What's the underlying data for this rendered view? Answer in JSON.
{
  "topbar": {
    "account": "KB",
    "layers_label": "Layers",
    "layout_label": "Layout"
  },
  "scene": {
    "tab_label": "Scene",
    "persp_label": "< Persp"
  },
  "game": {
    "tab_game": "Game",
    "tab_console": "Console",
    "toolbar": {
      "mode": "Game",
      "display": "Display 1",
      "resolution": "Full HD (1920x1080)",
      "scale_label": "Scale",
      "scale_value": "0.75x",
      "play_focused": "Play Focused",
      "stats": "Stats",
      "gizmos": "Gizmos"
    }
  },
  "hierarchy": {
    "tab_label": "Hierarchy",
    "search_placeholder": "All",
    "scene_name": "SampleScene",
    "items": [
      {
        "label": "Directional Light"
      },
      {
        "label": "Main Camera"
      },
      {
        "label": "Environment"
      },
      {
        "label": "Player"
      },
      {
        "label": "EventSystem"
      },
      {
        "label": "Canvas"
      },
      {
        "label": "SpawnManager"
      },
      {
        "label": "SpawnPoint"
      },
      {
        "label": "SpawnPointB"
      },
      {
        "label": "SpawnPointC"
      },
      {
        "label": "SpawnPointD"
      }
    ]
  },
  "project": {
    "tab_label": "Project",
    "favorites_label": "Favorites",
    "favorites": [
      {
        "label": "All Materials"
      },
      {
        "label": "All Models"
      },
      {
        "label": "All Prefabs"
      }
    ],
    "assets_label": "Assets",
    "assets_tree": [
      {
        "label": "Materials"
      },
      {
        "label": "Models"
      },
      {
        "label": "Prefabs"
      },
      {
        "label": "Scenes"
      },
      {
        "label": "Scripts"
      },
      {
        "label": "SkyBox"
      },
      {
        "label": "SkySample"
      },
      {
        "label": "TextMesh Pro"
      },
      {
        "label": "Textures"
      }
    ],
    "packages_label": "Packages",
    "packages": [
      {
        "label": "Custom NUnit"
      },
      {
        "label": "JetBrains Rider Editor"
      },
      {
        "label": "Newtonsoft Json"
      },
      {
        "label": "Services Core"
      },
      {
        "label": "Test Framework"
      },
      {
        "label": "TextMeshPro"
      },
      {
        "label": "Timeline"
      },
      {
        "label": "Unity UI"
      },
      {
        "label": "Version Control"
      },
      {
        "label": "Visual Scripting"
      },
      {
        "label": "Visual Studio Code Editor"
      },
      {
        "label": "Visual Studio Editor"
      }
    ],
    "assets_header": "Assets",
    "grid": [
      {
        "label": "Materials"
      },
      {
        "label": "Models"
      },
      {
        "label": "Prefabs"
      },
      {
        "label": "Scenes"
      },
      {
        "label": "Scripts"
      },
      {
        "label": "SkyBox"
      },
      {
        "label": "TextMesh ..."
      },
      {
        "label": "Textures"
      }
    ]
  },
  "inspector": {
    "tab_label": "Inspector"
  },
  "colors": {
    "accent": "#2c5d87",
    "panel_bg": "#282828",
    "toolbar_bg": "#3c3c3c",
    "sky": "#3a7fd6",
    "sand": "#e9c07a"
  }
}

####################

Do this:
Copy each record from above without leaving any out.

Solution to this exercise:
What's the underlying data for this rendered view? Answer in JSON.
{
  "topbar": {
    "account": "KB",
    "layers_label": "Layers",
    "layout_label": "Layout"
  },
  "scene": {
    "tab_label": "Scene",
    "persp_label": "< Persp"
  },
  "game": {
    "tab_game": "Game",
    "tab_console": "Console",
    "toolbar": {
      "mode": "Game",
      "display": "Display 1",
      "resolution": "Full HD (1920x1080)",
      "scale_label": "Scale",
      "scale_value": "0.75x",
      "play_focused": "Play Focused",
      "stats": "Stats",
      "gizmos": "Gizmos"
    }
  },
  "hierarchy": {
    "tab_label": "Hierarchy",
    "search_placeholder": "All",
    "scene_name": "SampleScene",
    "items": [
      {
        "label": "Directional Light"
      },
      {
        "label": "Main Camera"
      },
      {
        "label": "Environment"
      },
      {
        "label": "Player"
      },
      {
        "label": "EventSystem"
      },
      {
        "label": "Canvas"
      },
      {
        "label": "SpawnManager"
      },
      {
        "label": "SpawnPoint"
      },
      {
        "label": "SpawnPointB"
      },
      {
        "label": "SpawnPointC"
      },
      {
        "label": "SpawnPointD"
      }
    ]
  },
  "project": {
    "tab_label": "Project",
    "favorites_label": "Favorites",
    "favorites": [
      {
        "label": "All Materials"
      },
      {
        "label": "All Models"
      },
      {
        "label": "All Prefabs"
      }
    ],
    "assets_label": "Assets",
    "assets_tree": [
      {
        "label": "Materials"
      },
      {
        "label": "Models"
      },
      {
        "label": "Prefabs"
      },
      {
        "label": "Scenes"
      },
      {
        "label": "Scripts"
      },
      {
        "label": "SkyBox"
      },
      {
        "label": "SkySample"
      },
      {
        "label": "TextMesh Pro"
      },
      {
        "label": "Textures"
      }
    ],
    "packages_label": "Packages",
    "packages": [
      {
        "label": "Custom NUnit"
      },
      {
        "label": "JetBrains Rider Editor"
      },
      {
        "label": "Newtonsoft Json"
      },
      {
        "label": "Services Core"
      },
      {
        "label": "Test Framework"
      },
      {
        "label": "TextMeshPro"
      },
      {
        "label": "Timeline"
      },
      {
        "label": "Unity UI"
      },
      {
        "label": "Version Control"
      },
      {
        "label": "Visual Scripting"
      },
      {
        "label": "Visual Studio Code Editor"
      },
      {
        "label": "Visual Studio Editor"
      }
    ],
    "assets_header": "Assets",
    "grid": [
      {
        "label": "Materials"
      },
      {
        "label": "Models"
      },
      {
        "label": "Prefabs"
      },
      {
        "label": "Scenes"
      },
      {
        "label": "Scripts"
      },
      {
        "label": "SkyBox"
      },
      {
        "label": "TextMesh ..."
      },
      {
        "label": "Textures"
      }
    ]
  },
  "inspector": {
    "tab_label": "Inspector"
  },
  "colors": {
    "accent": "#2c5d87",
    "panel_bg": "#282828",
    "toolbar_bg": "#3c3c3c",
    "sky": "#3a7fd6",
    "sand": "#e9c07a"
  }
}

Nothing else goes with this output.